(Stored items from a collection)
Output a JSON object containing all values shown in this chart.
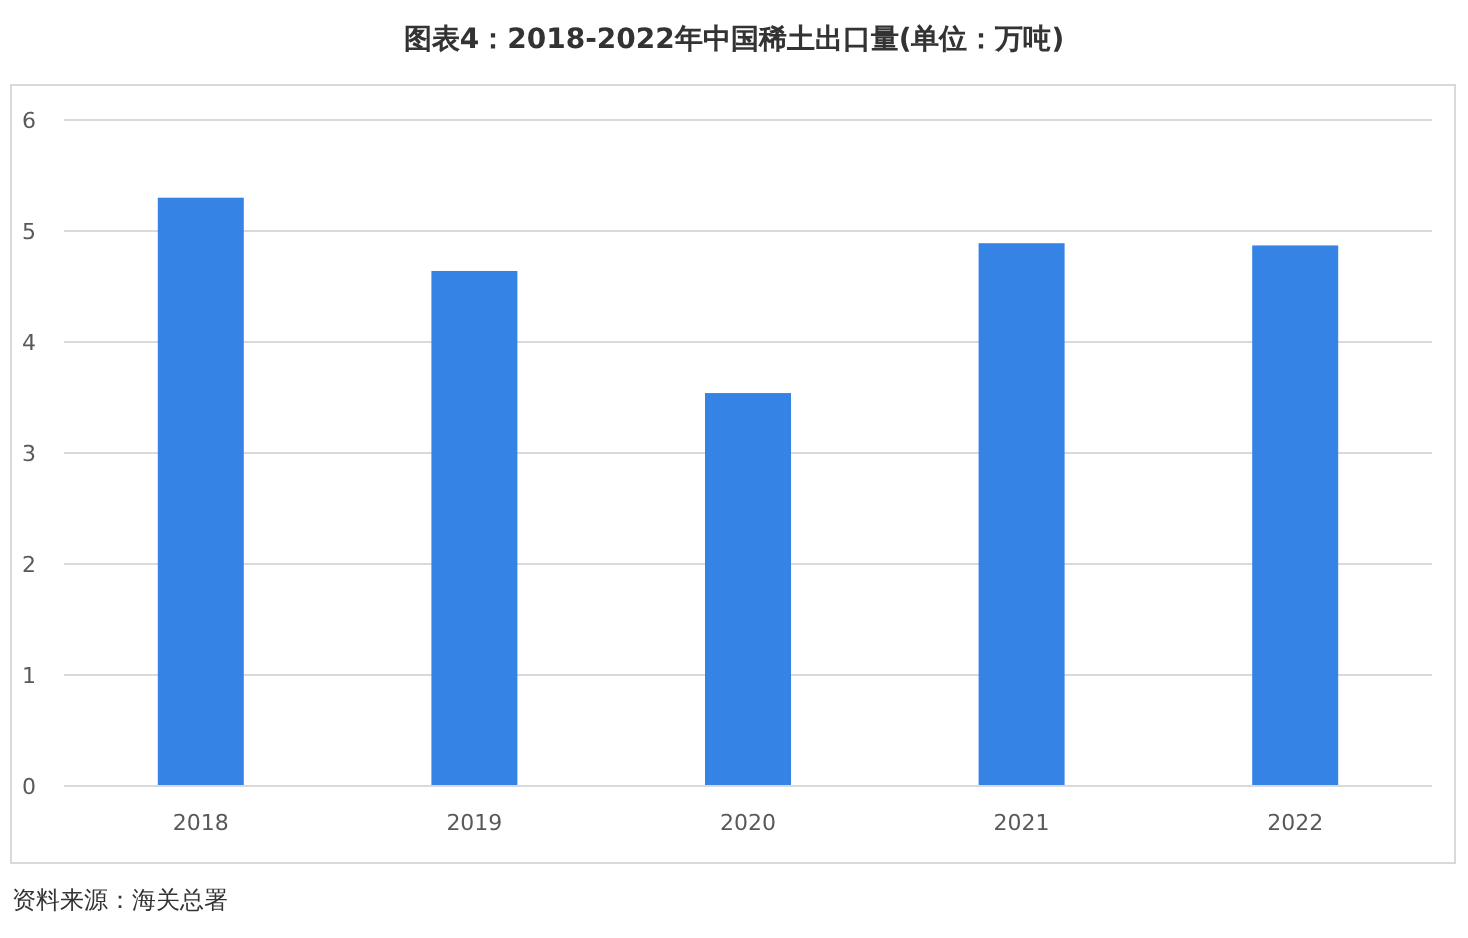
{
  "chart_data": {
    "type": "bar",
    "title": "图表4：2018-2022年中国稀土出口量(单位：万吨)",
    "categories": [
      "2018",
      "2019",
      "2020",
      "2021",
      "2022"
    ],
    "values": [
      5.3,
      4.64,
      3.54,
      4.89,
      4.87
    ],
    "color": "#3683e6",
    "ylim": [
      0,
      6
    ],
    "yticks": [
      0,
      1,
      2,
      3,
      4,
      5,
      6
    ],
    "grid": "y",
    "annotations": [
      "资料来源：海关总署"
    ]
  }
}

• _What is expected_: Your answer should be a single number: the count of lines in the listing that contain the word "values".

• _Result for this exercise_: 2